» **SOURCE DATA**:

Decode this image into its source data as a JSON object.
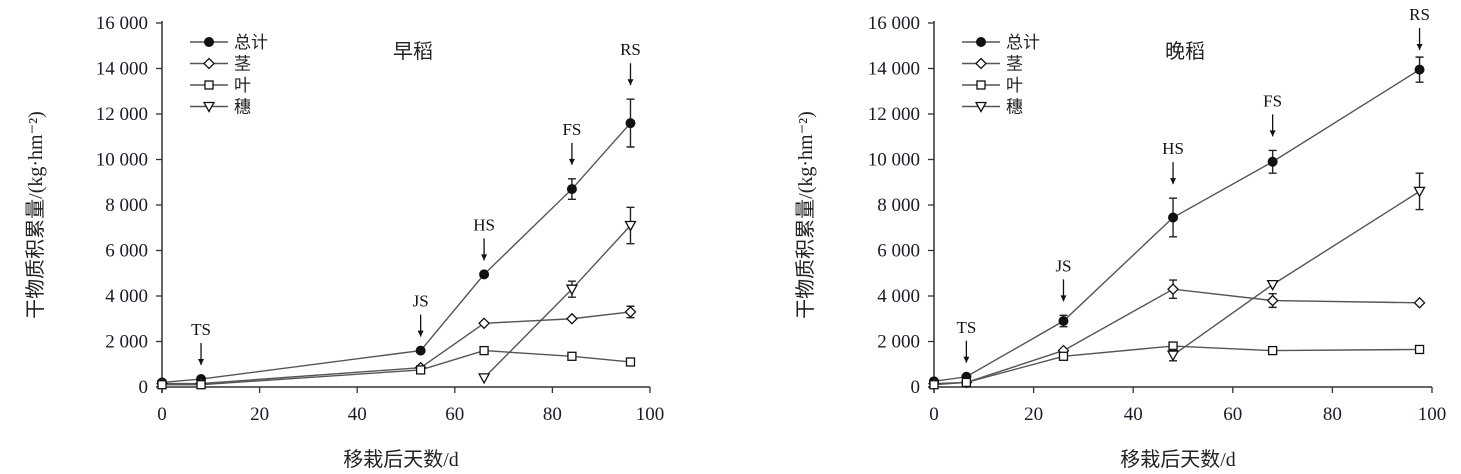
{
  "chart_data": [
    {
      "type": "line",
      "title": "早稻",
      "xlabel": "移栽后天数/d",
      "ylabel": "干物质积累量/(kg·hm⁻²)",
      "xlim": [
        0,
        100
      ],
      "ylim": [
        0,
        16000
      ],
      "xticks": [
        "0",
        "20",
        "40",
        "60",
        "80",
        "100"
      ],
      "yticks": [
        "0",
        "2 000",
        "4 000",
        "6 000",
        "8 000",
        "10 000",
        "12 000",
        "14 000",
        "16 000"
      ],
      "legend_position": "top-left",
      "series": [
        {
          "name": "总计",
          "marker": "filled-circle",
          "x": [
            0,
            8,
            53,
            66,
            84,
            96
          ],
          "y": [
            200,
            350,
            1600,
            4950,
            8700,
            11600
          ],
          "err": [
            0,
            0,
            0,
            0,
            450,
            1050
          ]
        },
        {
          "name": "茎",
          "marker": "open-diamond",
          "x": [
            0,
            8,
            53,
            66,
            84,
            96
          ],
          "y": [
            150,
            150,
            850,
            2800,
            3000,
            3300
          ],
          "err": [
            0,
            0,
            0,
            0,
            0,
            250
          ]
        },
        {
          "name": "叶",
          "marker": "open-square",
          "x": [
            0,
            8,
            53,
            66,
            84,
            96
          ],
          "y": [
            100,
            100,
            750,
            1600,
            1350,
            1100
          ],
          "err": [
            0,
            0,
            0,
            0,
            0,
            0
          ]
        },
        {
          "name": "穗",
          "marker": "open-triangle-down",
          "x": [
            66,
            84,
            96
          ],
          "y": [
            400,
            4300,
            7100
          ],
          "err": [
            0,
            350,
            800
          ]
        }
      ],
      "annotations": [
        {
          "text": "TS",
          "x": 8
        },
        {
          "text": "JS",
          "x": 53
        },
        {
          "text": "HS",
          "x": 66
        },
        {
          "text": "FS",
          "x": 84
        },
        {
          "text": "RS",
          "x": 96
        }
      ]
    },
    {
      "type": "line",
      "title": "晚稻",
      "xlabel": "移栽后天数/d",
      "ylabel": "干物质积累量/(kg·hm⁻²)",
      "xlim": [
        0,
        100
      ],
      "ylim": [
        0,
        16000
      ],
      "xticks": [
        "0",
        "20",
        "40",
        "60",
        "80",
        "100"
      ],
      "yticks": [
        "0",
        "2 000",
        "4 000",
        "6 000",
        "8 000",
        "10 000",
        "12 000",
        "14 000",
        "16 000"
      ],
      "legend_position": "top-left",
      "series": [
        {
          "name": "总计",
          "marker": "filled-circle",
          "x": [
            0,
            6.5,
            26,
            48,
            68,
            97.5
          ],
          "y": [
            250,
            450,
            2900,
            7450,
            9900,
            13950
          ],
          "err": [
            0,
            0,
            250,
            850,
            500,
            550
          ]
        },
        {
          "name": "茎",
          "marker": "open-diamond",
          "x": [
            0,
            6.5,
            26,
            48,
            68,
            97.5
          ],
          "y": [
            150,
            200,
            1600,
            4300,
            3800,
            3700
          ],
          "err": [
            0,
            0,
            0,
            400,
            300,
            0
          ]
        },
        {
          "name": "叶",
          "marker": "open-square",
          "x": [
            0,
            6.5,
            26,
            48,
            68,
            97.5
          ],
          "y": [
            100,
            200,
            1350,
            1800,
            1600,
            1650
          ],
          "err": [
            0,
            0,
            0,
            0,
            0,
            0
          ]
        },
        {
          "name": "穗",
          "marker": "open-triangle-down",
          "x": [
            48,
            68,
            97.5
          ],
          "y": [
            1400,
            4500,
            8600
          ],
          "err": [
            250,
            0,
            800
          ]
        }
      ],
      "annotations": [
        {
          "text": "TS",
          "x": 6.5
        },
        {
          "text": "JS",
          "x": 26
        },
        {
          "text": "HS",
          "x": 48
        },
        {
          "text": "FS",
          "x": 68
        },
        {
          "text": "RS",
          "x": 97.5
        }
      ]
    }
  ],
  "colors": {
    "line": "#555555",
    "marker": "#111111",
    "ylabel_accent": "#2a7f9a"
  }
}
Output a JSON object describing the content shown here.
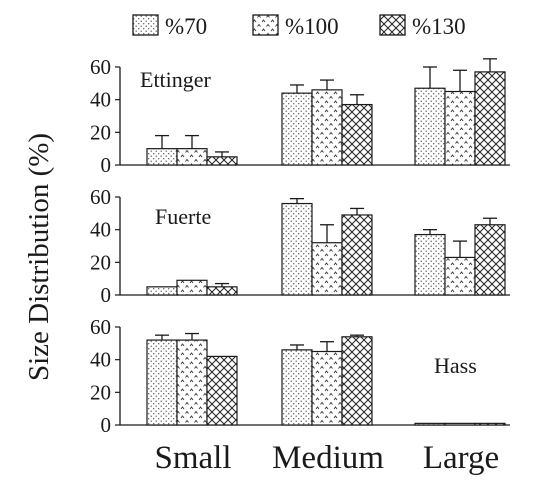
{
  "chart_data": {
    "type": "bar",
    "ylabel": "Size Distribution (%)",
    "xlabel": "",
    "categories": [
      "Small",
      "Medium",
      "Large"
    ],
    "ylim": [
      0,
      60
    ],
    "yticks": [
      0,
      20,
      40,
      60
    ],
    "legend": {
      "position": "top",
      "entries": [
        {
          "name": "%70",
          "pattern": "dots"
        },
        {
          "name": "%100",
          "pattern": "carets"
        },
        {
          "name": "%130",
          "pattern": "crosshatch"
        }
      ]
    },
    "panels": [
      {
        "label": "Ettinger",
        "label_position": "top-left",
        "series": [
          {
            "name": "%70",
            "values": [
              10,
              44,
              47
            ],
            "errors": [
              8,
              5,
              13
            ]
          },
          {
            "name": "%100",
            "values": [
              10,
              46,
              45
            ],
            "errors": [
              8,
              6,
              13
            ]
          },
          {
            "name": "%130",
            "values": [
              5,
              37,
              57
            ],
            "errors": [
              3,
              6,
              8
            ]
          }
        ]
      },
      {
        "label": "Fuerte",
        "label_position": "top-left",
        "series": [
          {
            "name": "%70",
            "values": [
              5,
              56,
              37
            ],
            "errors": [
              0,
              3,
              3
            ]
          },
          {
            "name": "%100",
            "values": [
              9,
              32,
              23
            ],
            "errors": [
              0,
              11,
              10
            ]
          },
          {
            "name": "%130",
            "values": [
              5,
              49,
              43
            ],
            "errors": [
              2,
              4,
              4
            ]
          }
        ]
      },
      {
        "label": "Hass",
        "label_position": "right",
        "series": [
          {
            "name": "%70",
            "values": [
              52,
              46,
              1
            ],
            "errors": [
              3,
              3,
              0
            ]
          },
          {
            "name": "%100",
            "values": [
              52,
              45,
              1
            ],
            "errors": [
              4,
              6,
              0
            ]
          },
          {
            "name": "%130",
            "values": [
              42,
              54,
              1
            ],
            "errors": [
              0,
              1,
              0
            ]
          }
        ]
      }
    ]
  }
}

» **AIM**: Write the lines above out again exactly, without any of their pictures.

» **PROBLEM SOLUTION**:
Decode this image into its source data as a JSON object.
{
  "chart_data": [
    {
      "type": "line",
      "title": "早稻",
      "xlabel": "移栽后天数/d",
      "ylabel": "干物质积累量/(kg·hm⁻²)",
      "xlim": [
        0,
        100
      ],
      "ylim": [
        0,
        16000
      ],
      "xticks": [
        "0",
        "20",
        "40",
        "60",
        "80",
        "100"
      ],
      "yticks": [
        "0",
        "2 000",
        "4 000",
        "6 000",
        "8 000",
        "10 000",
        "12 000",
        "14 000",
        "16 000"
      ],
      "legend_position": "top-left",
      "series": [
        {
          "name": "总计",
          "marker": "filled-circle",
          "x": [
            0,
            8,
            53,
            66,
            84,
            96
          ],
          "y": [
            200,
            350,
            1600,
            4950,
            8700,
            11600
          ],
          "err": [
            0,
            0,
            0,
            0,
            450,
            1050
          ]
        },
        {
          "name": "茎",
          "marker": "open-diamond",
          "x": [
            0,
            8,
            53,
            66,
            84,
            96
          ],
          "y": [
            150,
            150,
            850,
            2800,
            3000,
            3300
          ],
          "err": [
            0,
            0,
            0,
            0,
            0,
            250
          ]
        },
        {
          "name": "叶",
          "marker": "open-square",
          "x": [
            0,
            8,
            53,
            66,
            84,
            96
          ],
          "y": [
            100,
            100,
            750,
            1600,
            1350,
            1100
          ],
          "err": [
            0,
            0,
            0,
            0,
            0,
            0
          ]
        },
        {
          "name": "穗",
          "marker": "open-triangle-down",
          "x": [
            66,
            84,
            96
          ],
          "y": [
            400,
            4300,
            7100
          ],
          "err": [
            0,
            350,
            800
          ]
        }
      ],
      "annotations": [
        {
          "text": "TS",
          "x": 8
        },
        {
          "text": "JS",
          "x": 53
        },
        {
          "text": "HS",
          "x": 66
        },
        {
          "text": "FS",
          "x": 84
        },
        {
          "text": "RS",
          "x": 96
        }
      ]
    },
    {
      "type": "line",
      "title": "晚稻",
      "xlabel": "移栽后天数/d",
      "ylabel": "干物质积累量/(kg·hm⁻²)",
      "xlim": [
        0,
        100
      ],
      "ylim": [
        0,
        16000
      ],
      "xticks": [
        "0",
        "20",
        "40",
        "60",
        "80",
        "100"
      ],
      "yticks": [
        "0",
        "2 000",
        "4 000",
        "6 000",
        "8 000",
        "10 000",
        "12 000",
        "14 000",
        "16 000"
      ],
      "legend_position": "top-left",
      "series": [
        {
          "name": "总计",
          "marker": "filled-circle",
          "x": [
            0,
            6.5,
            26,
            48,
            68,
            97.5
          ],
          "y": [
            250,
            450,
            2900,
            7450,
            9900,
            13950
          ],
          "err": [
            0,
            0,
            250,
            850,
            500,
            550
          ]
        },
        {
          "name": "茎",
          "marker": "open-diamond",
          "x": [
            0,
            6.5,
            26,
            48,
            68,
            97.5
          ],
          "y": [
            150,
            200,
            1600,
            4300,
            3800,
            3700
          ],
          "err": [
            0,
            0,
            0,
            400,
            300,
            0
          ]
        },
        {
          "name": "叶",
          "marker": "open-square",
          "x": [
            0,
            6.5,
            26,
            48,
            68,
            97.5
          ],
          "y": [
            100,
            200,
            1350,
            1800,
            1600,
            1650
          ],
          "err": [
            0,
            0,
            0,
            0,
            0,
            0
          ]
        },
        {
          "name": "穗",
          "marker": "open-triangle-down",
          "x": [
            48,
            68,
            97.5
          ],
          "y": [
            1400,
            4500,
            8600
          ],
          "err": [
            250,
            0,
            800
          ]
        }
      ],
      "annotations": [
        {
          "text": "TS",
          "x": 6.5
        },
        {
          "text": "JS",
          "x": 26
        },
        {
          "text": "HS",
          "x": 48
        },
        {
          "text": "FS",
          "x": 68
        },
        {
          "text": "RS",
          "x": 97.5
        }
      ]
    }
  ],
  "colors": {
    "line": "#555555",
    "marker": "#111111",
    "ylabel_accent": "#2a7f9a"
  }
}
Output a JSON object describing the content shown here.
{
  "chart_data": {
    "type": "bar",
    "ylabel": "Size Distribution (%)",
    "xlabel": "",
    "categories": [
      "Small",
      "Medium",
      "Large"
    ],
    "ylim": [
      0,
      60
    ],
    "yticks": [
      0,
      20,
      40,
      60
    ],
    "legend": {
      "position": "top",
      "entries": [
        {
          "name": "%70",
          "pattern": "dots"
        },
        {
          "name": "%100",
          "pattern": "carets"
        },
        {
          "name": "%130",
          "pattern": "crosshatch"
        }
      ]
    },
    "panels": [
      {
        "label": "Ettinger",
        "label_position": "top-left",
        "series": [
          {
            "name": "%70",
            "values": [
              10,
              44,
              47
            ],
            "errors": [
              8,
              5,
              13
            ]
          },
          {
            "name": "%100",
            "values": [
              10,
              46,
              45
            ],
            "errors": [
              8,
              6,
              13
            ]
          },
          {
            "name": "%130",
            "values": [
              5,
              37,
              57
            ],
            "errors": [
              3,
              6,
              8
            ]
          }
        ]
      },
      {
        "label": "Fuerte",
        "label_position": "top-left",
        "series": [
          {
            "name": "%70",
            "values": [
              5,
              56,
              37
            ],
            "errors": [
              0,
              3,
              3
            ]
          },
          {
            "name": "%100",
            "values": [
              9,
              32,
              23
            ],
            "errors": [
              0,
              11,
              10
            ]
          },
          {
            "name": "%130",
            "values": [
              5,
              49,
              43
            ],
            "errors": [
              2,
              4,
              4
            ]
          }
        ]
      },
      {
        "label": "Hass",
        "label_position": "right",
        "series": [
          {
            "name": "%70",
            "values": [
              52,
              46,
              1
            ],
            "errors": [
              3,
              3,
              0
            ]
          },
          {
            "name": "%100",
            "values": [
              52,
              45,
              1
            ],
            "errors": [
              4,
              6,
              0
            ]
          },
          {
            "name": "%130",
            "values": [
              42,
              54,
              1
            ],
            "errors": [
              0,
              1,
              0
            ]
          }
        ]
      }
    ]
  }
}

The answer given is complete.